What you will do:
How many lines in the listing below include the word "this"? Answer with the number and nothing else.
## start Available records
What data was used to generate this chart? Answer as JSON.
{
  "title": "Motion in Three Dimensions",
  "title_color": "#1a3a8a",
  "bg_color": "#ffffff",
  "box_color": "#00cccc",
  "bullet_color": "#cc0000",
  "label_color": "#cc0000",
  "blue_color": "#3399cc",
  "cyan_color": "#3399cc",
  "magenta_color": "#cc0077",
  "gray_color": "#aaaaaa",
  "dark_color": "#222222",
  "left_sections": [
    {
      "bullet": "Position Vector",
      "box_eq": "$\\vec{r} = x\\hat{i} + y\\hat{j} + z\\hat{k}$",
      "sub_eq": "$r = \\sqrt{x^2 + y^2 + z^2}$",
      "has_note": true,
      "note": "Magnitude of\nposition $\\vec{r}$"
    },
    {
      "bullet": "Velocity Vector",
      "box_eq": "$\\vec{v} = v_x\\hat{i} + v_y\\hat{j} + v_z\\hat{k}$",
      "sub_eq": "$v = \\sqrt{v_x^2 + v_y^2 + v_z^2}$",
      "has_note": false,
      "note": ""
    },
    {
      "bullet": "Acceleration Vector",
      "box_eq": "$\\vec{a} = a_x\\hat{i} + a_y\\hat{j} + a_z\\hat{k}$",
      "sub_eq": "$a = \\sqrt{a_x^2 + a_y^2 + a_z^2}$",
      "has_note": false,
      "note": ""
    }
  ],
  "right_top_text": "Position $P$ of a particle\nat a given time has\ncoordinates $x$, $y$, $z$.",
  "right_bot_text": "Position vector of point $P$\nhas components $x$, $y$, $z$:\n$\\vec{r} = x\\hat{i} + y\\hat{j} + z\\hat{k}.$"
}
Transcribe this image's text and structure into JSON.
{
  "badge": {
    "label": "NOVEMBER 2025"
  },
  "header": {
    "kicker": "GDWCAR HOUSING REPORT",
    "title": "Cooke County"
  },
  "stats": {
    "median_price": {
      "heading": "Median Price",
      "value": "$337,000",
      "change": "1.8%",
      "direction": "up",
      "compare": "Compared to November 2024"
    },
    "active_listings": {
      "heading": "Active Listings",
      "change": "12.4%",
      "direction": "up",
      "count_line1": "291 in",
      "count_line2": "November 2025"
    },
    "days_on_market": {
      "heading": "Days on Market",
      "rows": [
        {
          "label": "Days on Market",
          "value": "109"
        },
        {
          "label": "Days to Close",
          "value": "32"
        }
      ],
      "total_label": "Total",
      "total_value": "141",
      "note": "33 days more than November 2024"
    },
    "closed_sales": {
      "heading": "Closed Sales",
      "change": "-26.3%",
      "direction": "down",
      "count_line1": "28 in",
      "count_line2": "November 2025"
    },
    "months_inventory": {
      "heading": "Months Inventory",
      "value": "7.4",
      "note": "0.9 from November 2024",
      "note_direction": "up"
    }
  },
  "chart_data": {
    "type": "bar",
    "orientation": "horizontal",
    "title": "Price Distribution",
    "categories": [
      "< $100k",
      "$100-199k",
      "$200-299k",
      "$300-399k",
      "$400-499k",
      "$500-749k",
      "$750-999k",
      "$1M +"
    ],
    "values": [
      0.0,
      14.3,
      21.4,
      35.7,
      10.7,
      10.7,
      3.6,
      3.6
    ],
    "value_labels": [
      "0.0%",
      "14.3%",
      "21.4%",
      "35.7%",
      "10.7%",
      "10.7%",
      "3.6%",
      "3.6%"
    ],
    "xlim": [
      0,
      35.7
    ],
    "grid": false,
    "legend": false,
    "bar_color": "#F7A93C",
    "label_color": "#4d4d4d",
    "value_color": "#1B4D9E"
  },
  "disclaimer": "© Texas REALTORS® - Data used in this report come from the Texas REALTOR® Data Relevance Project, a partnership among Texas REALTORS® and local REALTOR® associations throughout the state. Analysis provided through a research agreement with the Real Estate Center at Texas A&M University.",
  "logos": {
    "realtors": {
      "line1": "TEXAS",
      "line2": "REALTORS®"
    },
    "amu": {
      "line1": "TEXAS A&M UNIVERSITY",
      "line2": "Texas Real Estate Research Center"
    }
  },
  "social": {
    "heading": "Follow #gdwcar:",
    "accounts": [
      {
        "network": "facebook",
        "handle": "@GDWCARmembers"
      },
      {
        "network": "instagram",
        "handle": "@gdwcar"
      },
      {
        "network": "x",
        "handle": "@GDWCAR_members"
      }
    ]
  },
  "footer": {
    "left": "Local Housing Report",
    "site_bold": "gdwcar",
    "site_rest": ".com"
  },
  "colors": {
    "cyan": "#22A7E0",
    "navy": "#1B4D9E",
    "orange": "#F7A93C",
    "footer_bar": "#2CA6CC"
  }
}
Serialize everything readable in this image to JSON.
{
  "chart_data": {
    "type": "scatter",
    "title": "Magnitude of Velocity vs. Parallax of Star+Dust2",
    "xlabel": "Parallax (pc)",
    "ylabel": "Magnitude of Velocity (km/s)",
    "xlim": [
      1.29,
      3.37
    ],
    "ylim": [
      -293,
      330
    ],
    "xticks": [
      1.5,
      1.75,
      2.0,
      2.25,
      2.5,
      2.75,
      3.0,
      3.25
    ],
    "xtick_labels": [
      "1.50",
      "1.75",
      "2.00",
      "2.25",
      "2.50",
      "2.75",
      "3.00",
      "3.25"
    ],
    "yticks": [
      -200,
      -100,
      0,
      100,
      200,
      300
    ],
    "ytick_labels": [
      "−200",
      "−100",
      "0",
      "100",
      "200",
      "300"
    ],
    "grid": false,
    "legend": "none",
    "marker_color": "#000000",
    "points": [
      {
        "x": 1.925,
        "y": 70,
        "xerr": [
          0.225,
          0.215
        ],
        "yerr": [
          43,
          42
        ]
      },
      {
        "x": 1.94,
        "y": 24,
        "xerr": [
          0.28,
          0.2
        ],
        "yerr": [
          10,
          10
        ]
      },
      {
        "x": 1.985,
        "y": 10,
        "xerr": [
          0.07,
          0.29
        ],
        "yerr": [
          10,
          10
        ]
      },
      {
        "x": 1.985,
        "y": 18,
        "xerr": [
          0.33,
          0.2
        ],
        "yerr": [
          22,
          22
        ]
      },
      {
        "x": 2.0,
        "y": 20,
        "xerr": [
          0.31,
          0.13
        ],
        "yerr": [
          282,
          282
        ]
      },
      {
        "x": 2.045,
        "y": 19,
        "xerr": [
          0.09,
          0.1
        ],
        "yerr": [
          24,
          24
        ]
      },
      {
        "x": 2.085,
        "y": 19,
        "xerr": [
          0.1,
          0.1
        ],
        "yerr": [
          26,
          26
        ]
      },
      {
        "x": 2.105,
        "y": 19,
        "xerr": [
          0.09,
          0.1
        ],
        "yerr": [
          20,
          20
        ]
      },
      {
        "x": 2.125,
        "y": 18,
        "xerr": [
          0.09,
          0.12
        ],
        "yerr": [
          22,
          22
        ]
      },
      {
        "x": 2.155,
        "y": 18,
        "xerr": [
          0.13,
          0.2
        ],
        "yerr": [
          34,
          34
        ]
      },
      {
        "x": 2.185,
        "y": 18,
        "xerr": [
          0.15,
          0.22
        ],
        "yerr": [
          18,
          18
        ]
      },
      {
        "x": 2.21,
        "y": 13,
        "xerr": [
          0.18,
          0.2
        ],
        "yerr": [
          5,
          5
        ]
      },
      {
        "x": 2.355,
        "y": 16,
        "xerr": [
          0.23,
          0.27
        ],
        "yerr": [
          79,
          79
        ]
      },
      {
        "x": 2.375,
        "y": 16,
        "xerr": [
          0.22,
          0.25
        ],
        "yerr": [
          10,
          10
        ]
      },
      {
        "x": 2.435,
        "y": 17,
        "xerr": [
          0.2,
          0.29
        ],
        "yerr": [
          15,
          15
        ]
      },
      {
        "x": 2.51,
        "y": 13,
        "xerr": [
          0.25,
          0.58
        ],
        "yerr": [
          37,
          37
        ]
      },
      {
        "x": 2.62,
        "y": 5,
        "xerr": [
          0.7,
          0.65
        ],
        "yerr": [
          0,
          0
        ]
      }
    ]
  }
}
## end Available records
Output below:
4